A run of records:
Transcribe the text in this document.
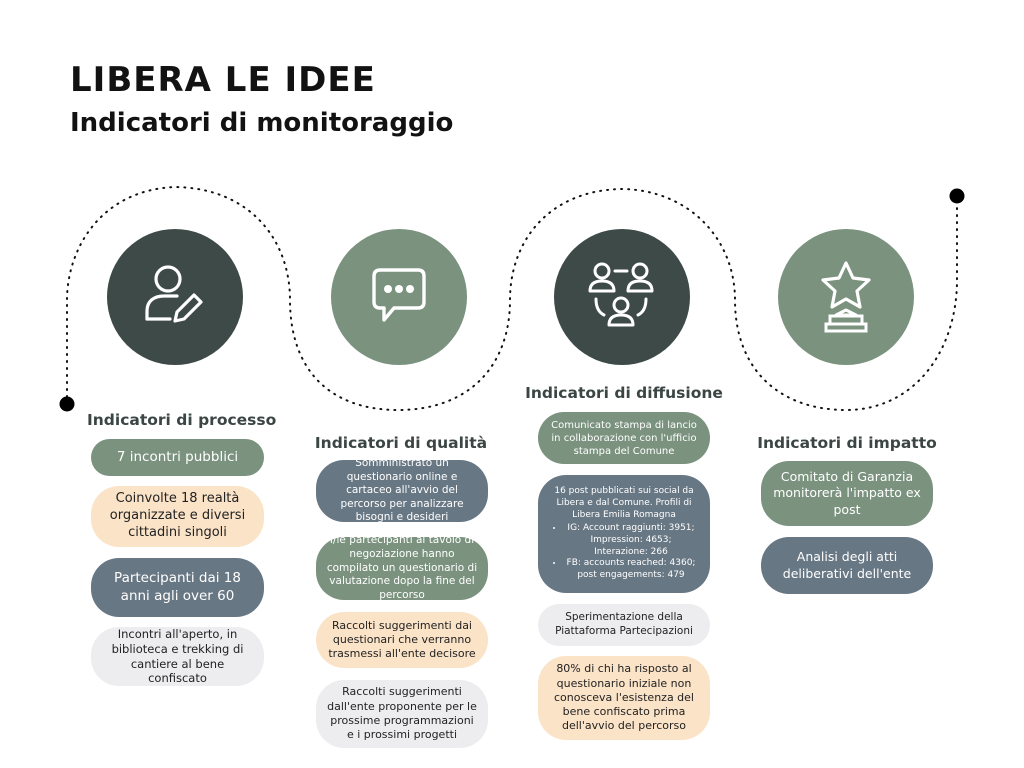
LIBERA LE IDEE
Indicatori di monitoraggio
Indicatori di processo
7 incontri pubblici
Coinvolte 18 realtà organizzate e diversi cittadini singoli
Partecipanti dai 18 anni agli over 60
Incontri all'aperto, in biblioteca e trekking di cantiere al bene confiscato
Indicatori di qualità
Somministrato un questionario online e cartaceo all'avvio del percorso per analizzare bisogni e desideri
I/le partecipanti al tavolo di negoziazione hanno compilato un questionario di valutazione dopo la fine del percorso
Raccolti suggerimenti dai questionari che verranno trasmessi all'ente decisore
Raccolti suggerimenti dall'ente proponente per le prossime programmazioni e i prossimi progetti
Indicatori di diffusione
Comunicato stampa di lancio in collaborazione con l'ufficio stampa del Comune
16 post pubblicati sui social da Libera e dal Comune. Profili di Libera Emilia Romagna
• IG: Account raggiunti: 3951; Impression: 4653; Interazione: 266
• FB: accounts reached: 4360; post engagements: 479
Sperimentazione della Piattaforma Partecipazioni
80% di chi ha risposto al questionario iniziale non conosceva l'esistenza del bene confiscato prima dell'avvio del percorso
Indicatori di impatto
Comitato di Garanzia monitorerà l'impatto ex post
Analisi degli atti deliberativi dell'ente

> _WHAT THE TASK ASKS_
Leave out the pictures and transcribe everything else exactly.

> _RESPONSE TO THE EXERCISE_
Transcribe the text in this document.
LIBERA LE IDEE
Indicatori di monitoraggio
Indicatori di processo
7 incontri pubblici
Coinvolte 18 realtà organizzate e diversi cittadini singoli
Partecipanti dai 18 anni agli over 60
Incontri all'aperto, in biblioteca e trekking di cantiere al bene confiscato
Indicatori di qualità
Somministrato un questionario online e cartaceo all'avvio del percorso per analizzare bisogni e desideri
I/le partecipanti al tavolo di negoziazione hanno compilato un questionario di valutazione dopo la fine del percorso
Raccolti suggerimenti dai questionari che verranno trasmessi all'ente decisore
Raccolti suggerimenti dall'ente proponente per le prossime programmazioni e i prossimi progetti
Indicatori di diffusione
Comunicato stampa di lancio in collaborazione con l'ufficio stampa del Comune
16 post pubblicati sui social da Libera e dal Comune. Profili di Libera Emilia Romagna
• IG: Account raggiunti: 3951; Impression: 4653; Interazione: 266
• FB: accounts reached: 4360; post engagements: 479
Sperimentazione della Piattaforma Partecipazioni
80% di chi ha risposto al questionario iniziale non conosceva l'esistenza del bene confiscato prima dell'avvio del percorso
Indicatori di impatto
Comitato di Garanzia monitorerà l'impatto ex post
Analisi degli atti deliberativi dell'ente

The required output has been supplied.